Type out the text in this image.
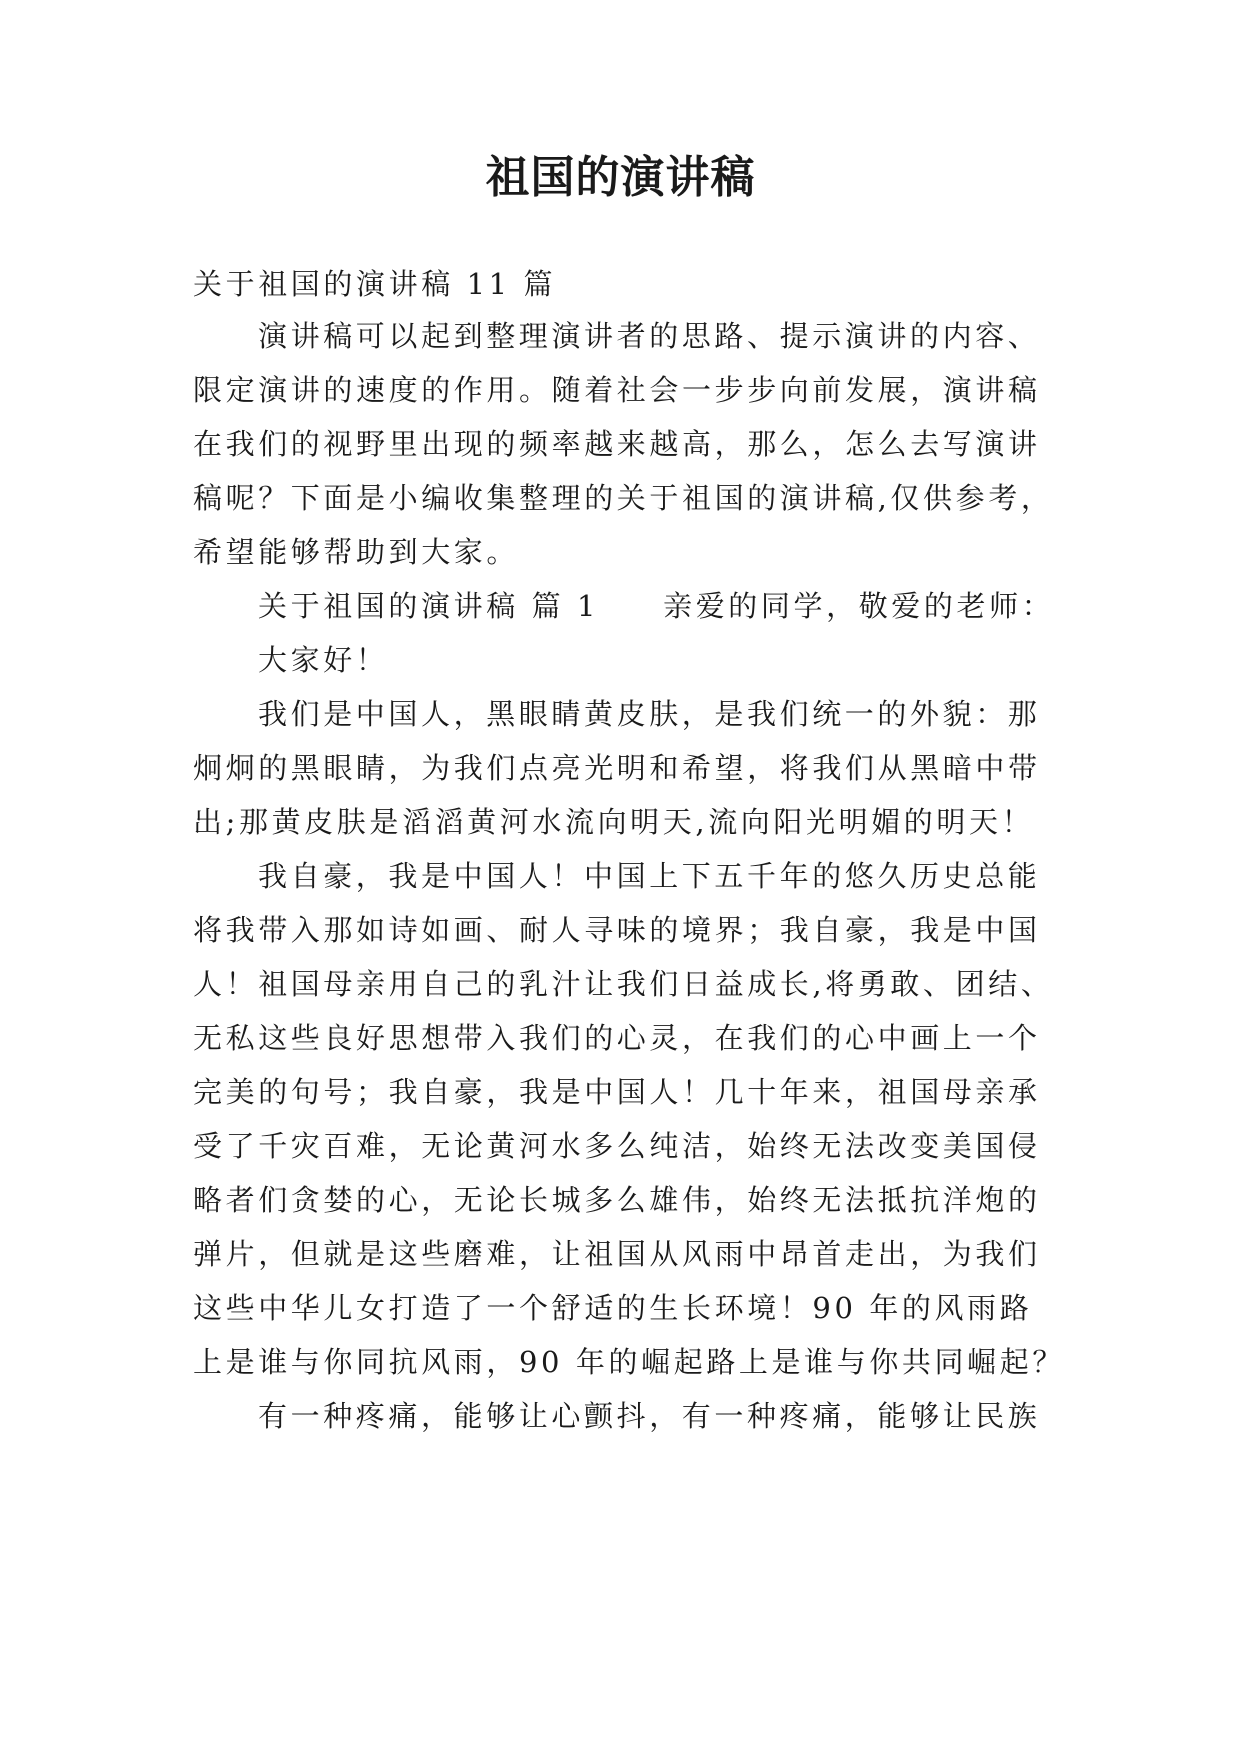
祖国的演讲稿
关于祖国的演讲稿 11 篇
演讲稿可以起到整理演讲者的思路、提示演讲的内容、
限定演讲的速度的作用。随着社会一步步向前发展，演讲稿
在我们的视野里出现的频率越来越高，那么，怎么去写演讲
稿呢？下面是小编收集整理的关于祖国的演讲稿,仅供参考，
希望能够帮助到大家。
关于祖国的演讲稿 篇 1 亲爱的同学，敬爱的老师：
大家好！
我们是中国人，黑眼睛黄皮肤，是我们统一的外貌：那
炯炯的黑眼睛，为我们点亮光明和希望，将我们从黑暗中带
出;那黄皮肤是滔滔黄河水流向明天,流向阳光明媚的明天！
我自豪，我是中国人！中国上下五千年的悠久历史总能
将我带入那如诗如画、耐人寻味的境界；我自豪，我是中国
人！祖国母亲用自己的乳汁让我们日益成长,将勇敢、团结、
无私这些良好思想带入我们的心灵，在我们的心中画上一个
完美的句号；我自豪，我是中国人！几十年来，祖国母亲承
受了千灾百难，无论黄河水多么纯洁，始终无法改变美国侵
略者们贪婪的心，无论长城多么雄伟，始终无法抵抗洋炮的
弹片，但就是这些磨难，让祖国从风雨中昂首走出，为我们
这些中华儿女打造了一个舒适的生长环境！90 年的风雨路
上是谁与你同抗风雨，90 年的崛起路上是谁与你共同崛起？
有一种疼痛，能够让心颤抖，有一种疼痛，能够让民族
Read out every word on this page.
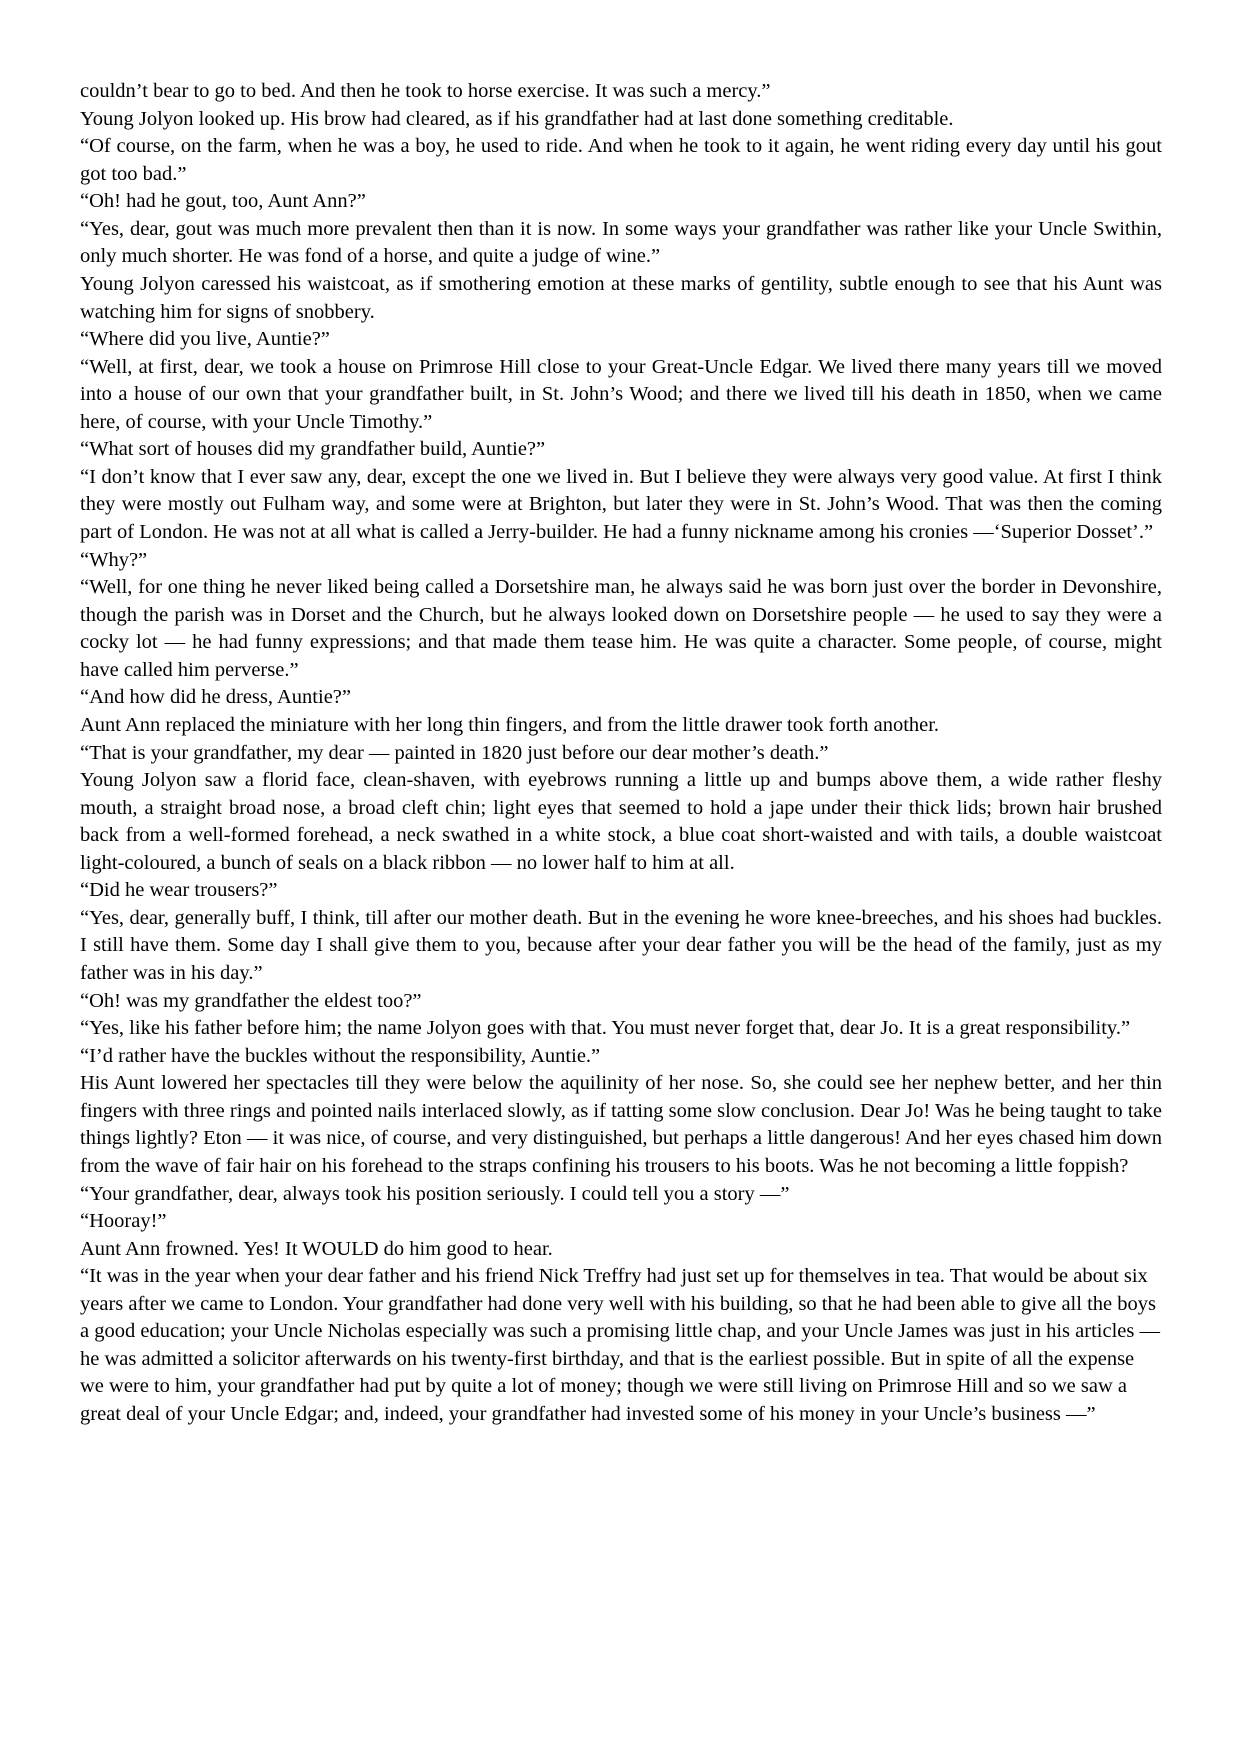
couldn’t bear to go to bed. And then he took to horse exercise. It was such a mercy.”

Young Jolyon looked up. His brow had cleared, as if his grandfather had at last done something creditable.

“Of course, on the farm, when he was a boy, he used to ride. And when he took to it again, he went riding every day until his gout got too bad.”

“Oh! had he gout, too, Aunt Ann?”

“Yes, dear, gout was much more prevalent then than it is now. In some ways your grandfather was rather like your Uncle Swithin, only much shorter. He was fond of a horse, and quite a judge of wine.”

Young Jolyon caressed his waistcoat, as if smothering emotion at these marks of gentility, subtle enough to see that his Aunt was watching him for signs of snobbery.

“Where did you live, Auntie?”

“Well, at first, dear, we took a house on Primrose Hill close to your Great-Uncle Edgar. We lived there many years till we moved into a house of our own that your grandfather built, in St. John’s Wood; and there we lived till his death in 1850, when we came here, of course, with your Uncle Timothy.”

“What sort of houses did my grandfather build, Auntie?”

“I don’t know that I ever saw any, dear, except the one we lived in. But I believe they were always very good value. At first I think they were mostly out Fulham way, and some were at Brighton, but later they were in St. John’s Wood. That was then the coming part of London. He was not at all what is called a Jerry-builder. He had a funny nickname among his cronies —‘Superior Dosset’.”

“Why?”

“Well, for one thing he never liked being called a Dorsetshire man, he always said he was born just over the border in Devonshire, though the parish was in Dorset and the Church, but he always looked down on Dorsetshire people — he used to say they were a cocky lot — he had funny expressions; and that made them tease him. He was quite a character. Some people, of course, might have called him perverse.”

“And how did he dress, Auntie?”

Aunt Ann replaced the miniature with her long thin fingers, and from the little drawer took forth another.

“That is your grandfather, my dear — painted in 1820 just before our dear mother’s death.”

Young Jolyon saw a florid face, clean-shaven, with eyebrows running a little up and bumps above them, a wide rather fleshy mouth, a straight broad nose, a broad cleft chin; light eyes that seemed to hold a jape under their thick lids; brown hair brushed back from a well-formed forehead, a neck swathed in a white stock, a blue coat short-waisted and with tails, a double waistcoat light-coloured, a bunch of seals on a black ribbon — no lower half to him at all.

“Did he wear trousers?”

“Yes, dear, generally buff, I think, till after our mother death. But in the evening he wore knee-breeches, and his shoes had buckles. I still have them. Some day I shall give them to you, because after your dear father you will be the head of the family, just as my father was in his day.”

“Oh! was my grandfather the eldest too?”

“Yes, like his father before him; the name Jolyon goes with that. You must never forget that, dear Jo. It is a great responsibility.”

“I’d rather have the buckles without the responsibility, Auntie.”

His Aunt lowered her spectacles till they were below the aquilinity of her nose. So, she could see her nephew better, and her thin fingers with three rings and pointed nails interlaced slowly, as if tatting some slow conclusion. Dear Jo! Was he being taught to take things lightly? Eton — it was nice, of course, and very distinguished, but perhaps a little dangerous! And her eyes chased him down from the wave of fair hair on his forehead to the straps confining his trousers to his boots. Was he not becoming a little foppish?

“Your grandfather, dear, always took his position seriously. I could tell you a story —”

“Hooray!”

Aunt Ann frowned. Yes! It WOULD do him good to hear.

“It was in the year when your dear father and his friend Nick Treffry had just set up for themselves in tea. That would be about six years after we came to London. Your grandfather had done very well with his building, so that he had been able to give all the boys a good education; your Uncle Nicholas especially was such a promising little chap, and your Uncle James was just in his articles — he was admitted a solicitor afterwards on his twenty-first birthday, and that is the earliest possible. But in spite of all the expense we were to him, your grandfather had put by quite a lot of money; though we were still living on Primrose Hill and so we saw a great deal of your Uncle Edgar; and, indeed, your grandfather had invested some of his money in your Uncle’s business —”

+ + + +

Exercise task: Leave every image out, and retype the material exactly.

Solution for this task:
Type out the text in this image.
祖国的演讲稿
关于祖国的演讲稿 11 篇
演讲稿可以起到整理演讲者的思路、提示演讲的内容、
限定演讲的速度的作用。随着社会一步步向前发展，演讲稿
在我们的视野里出现的频率越来越高，那么，怎么去写演讲
稿呢？下面是小编收集整理的关于祖国的演讲稿,仅供参考，
希望能够帮助到大家。
关于祖国的演讲稿 篇 1 亲爱的同学，敬爱的老师：
大家好！
我们是中国人，黑眼睛黄皮肤，是我们统一的外貌：那
炯炯的黑眼睛，为我们点亮光明和希望，将我们从黑暗中带
出;那黄皮肤是滔滔黄河水流向明天,流向阳光明媚的明天！
我自豪，我是中国人！中国上下五千年的悠久历史总能
将我带入那如诗如画、耐人寻味的境界；我自豪，我是中国
人！祖国母亲用自己的乳汁让我们日益成长,将勇敢、团结、
无私这些良好思想带入我们的心灵，在我们的心中画上一个
完美的句号；我自豪，我是中国人！几十年来，祖国母亲承
受了千灾百难，无论黄河水多么纯洁，始终无法改变美国侵
略者们贪婪的心，无论长城多么雄伟，始终无法抵抗洋炮的
弹片，但就是这些磨难，让祖国从风雨中昂首走出，为我们
这些中华儿女打造了一个舒适的生长环境！90 年的风雨路
上是谁与你同抗风雨，90 年的崛起路上是谁与你共同崛起？
有一种疼痛，能够让心颤抖，有一种疼痛，能够让民族
Read out every word on this page.
couldn’t bear to go to bed. And then he took to horse exercise. It was such a mercy.”

Young Jolyon looked up. His brow had cleared, as if his grandfather had at last done something creditable.

“Of course, on the farm, when he was a boy, he used to ride. And when he took to it again, he went riding every day until his gout got too bad.”

“Oh! had he gout, too, Aunt Ann?”

“Yes, dear, gout was much more prevalent then than it is now. In some ways your grandfather was rather like your Uncle Swithin, only much shorter. He was fond of a horse, and quite a judge of wine.”

Young Jolyon caressed his waistcoat, as if smothering emotion at these marks of gentility, subtle enough to see that his Aunt was watching him for signs of snobbery.

“Where did you live, Auntie?”

“Well, at first, dear, we took a house on Primrose Hill close to your Great-Uncle Edgar. We lived there many years till we moved into a house of our own that your grandfather built, in St. John’s Wood; and there we lived till his death in 1850, when we came here, of course, with your Uncle Timothy.”

“What sort of houses did my grandfather build, Auntie?”

“I don’t know that I ever saw any, dear, except the one we lived in. But I believe they were always very good value. At first I think they were mostly out Fulham way, and some were at Brighton, but later they were in St. John’s Wood. That was then the coming part of London. He was not at all what is called a Jerry-builder. He had a funny nickname among his cronies —‘Superior Dosset’.”

“Why?”

“Well, for one thing he never liked being called a Dorsetshire man, he always said he was born just over the border in Devonshire, though the parish was in Dorset and the Church, but he always looked down on Dorsetshire people — he used to say they were a cocky lot — he had funny expressions; and that made them tease him. He was quite a character. Some people, of course, might have called him perverse.”

“And how did he dress, Auntie?”

Aunt Ann replaced the miniature with her long thin fingers, and from the little drawer took forth another.

“That is your grandfather, my dear — painted in 1820 just before our dear mother’s death.”

Young Jolyon saw a florid face, clean-shaven, with eyebrows running a little up and bumps above them, a wide rather fleshy mouth, a straight broad nose, a broad cleft chin; light eyes that seemed to hold a jape under their thick lids; brown hair brushed back from a well-formed forehead, a neck swathed in a white stock, a blue coat short-waisted and with tails, a double waistcoat light-coloured, a bunch of seals on a black ribbon — no lower half to him at all.

“Did he wear trousers?”

“Yes, dear, generally buff, I think, till after our mother death. But in the evening he wore knee-breeches, and his shoes had buckles. I still have them. Some day I shall give them to you, because after your dear father you will be the head of the family, just as my father was in his day.”

“Oh! was my grandfather the eldest too?”

“Yes, like his father before him; the name Jolyon goes with that. You must never forget that, dear Jo. It is a great responsibility.”

“I’d rather have the buckles without the responsibility, Auntie.”

His Aunt lowered her spectacles till they were below the aquilinity of her nose. So, she could see her nephew better, and her thin fingers with three rings and pointed nails interlaced slowly, as if tatting some slow conclusion. Dear Jo! Was he being taught to take things lightly? Eton — it was nice, of course, and very distinguished, but perhaps a little dangerous! And her eyes chased him down from the wave of fair hair on his forehead to the straps confining his trousers to his boots. Was he not becoming a little foppish?

“Your grandfather, dear, always took his position seriously. I could tell you a story —”

“Hooray!”

Aunt Ann frowned. Yes! It WOULD do him good to hear.

“It was in the year when your dear father and his friend Nick Treffry had just set up for themselves in tea. That would be about six years after we came to London. Your grandfather had done very well with his building, so that he had been able to give all the boys a good education; your Uncle Nicholas especially was such a promising little chap, and your Uncle James was just in his articles — he was admitted a solicitor afterwards on his twenty-first birthday, and that is the earliest possible. But in spite of all the expense we were to him, your grandfather had put by quite a lot of money; though we were still living on Primrose Hill and so we saw a great deal of your Uncle Edgar; and, indeed, your grandfather had invested some of his money in your Uncle’s business —”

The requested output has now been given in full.